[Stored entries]

════════

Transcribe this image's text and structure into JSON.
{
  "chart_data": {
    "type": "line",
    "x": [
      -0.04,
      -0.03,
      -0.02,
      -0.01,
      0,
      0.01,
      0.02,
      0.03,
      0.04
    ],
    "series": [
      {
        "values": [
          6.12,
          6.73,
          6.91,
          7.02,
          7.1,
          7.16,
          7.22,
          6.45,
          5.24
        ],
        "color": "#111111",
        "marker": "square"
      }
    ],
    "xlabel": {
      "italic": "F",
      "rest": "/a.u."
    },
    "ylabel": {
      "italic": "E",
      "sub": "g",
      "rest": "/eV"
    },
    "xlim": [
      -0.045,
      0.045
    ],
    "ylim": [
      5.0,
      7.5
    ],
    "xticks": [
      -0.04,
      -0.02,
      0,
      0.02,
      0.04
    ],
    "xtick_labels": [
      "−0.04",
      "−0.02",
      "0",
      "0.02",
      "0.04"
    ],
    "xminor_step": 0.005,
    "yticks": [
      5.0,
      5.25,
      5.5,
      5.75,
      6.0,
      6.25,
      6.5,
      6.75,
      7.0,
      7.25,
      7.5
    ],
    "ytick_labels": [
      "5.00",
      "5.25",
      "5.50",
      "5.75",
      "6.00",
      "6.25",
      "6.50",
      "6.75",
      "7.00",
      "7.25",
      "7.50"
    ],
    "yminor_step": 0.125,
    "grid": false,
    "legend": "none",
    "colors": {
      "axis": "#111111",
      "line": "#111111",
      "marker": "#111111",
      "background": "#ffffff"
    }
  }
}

════════

▶ [TO BE DONE]: Please repeat all the records above exactly as they appear.

▶ [RESPONSE TO THE TASK]:
Transcribe this image's text and structure into JSON.
{
  "chart_data": {
    "type": "line",
    "x": [
      -0.04,
      -0.03,
      -0.02,
      -0.01,
      0,
      0.01,
      0.02,
      0.03,
      0.04
    ],
    "series": [
      {
        "values": [
          6.12,
          6.73,
          6.91,
          7.02,
          7.1,
          7.16,
          7.22,
          6.45,
          5.24
        ],
        "color": "#111111",
        "marker": "square"
      }
    ],
    "xlabel": {
      "italic": "F",
      "rest": "/a.u."
    },
    "ylabel": {
      "italic": "E",
      "sub": "g",
      "rest": "/eV"
    },
    "xlim": [
      -0.045,
      0.045
    ],
    "ylim": [
      5.0,
      7.5
    ],
    "xticks": [
      -0.04,
      -0.02,
      0,
      0.02,
      0.04
    ],
    "xtick_labels": [
      "−0.04",
      "−0.02",
      "0",
      "0.02",
      "0.04"
    ],
    "xminor_step": 0.005,
    "yticks": [
      5.0,
      5.25,
      5.5,
      5.75,
      6.0,
      6.25,
      6.5,
      6.75,
      7.0,
      7.25,
      7.5
    ],
    "ytick_labels": [
      "5.00",
      "5.25",
      "5.50",
      "5.75",
      "6.00",
      "6.25",
      "6.50",
      "6.75",
      "7.00",
      "7.25",
      "7.50"
    ],
    "yminor_step": 0.125,
    "grid": false,
    "legend": "none",
    "colors": {
      "axis": "#111111",
      "line": "#111111",
      "marker": "#111111",
      "background": "#ffffff"
    }
  }
}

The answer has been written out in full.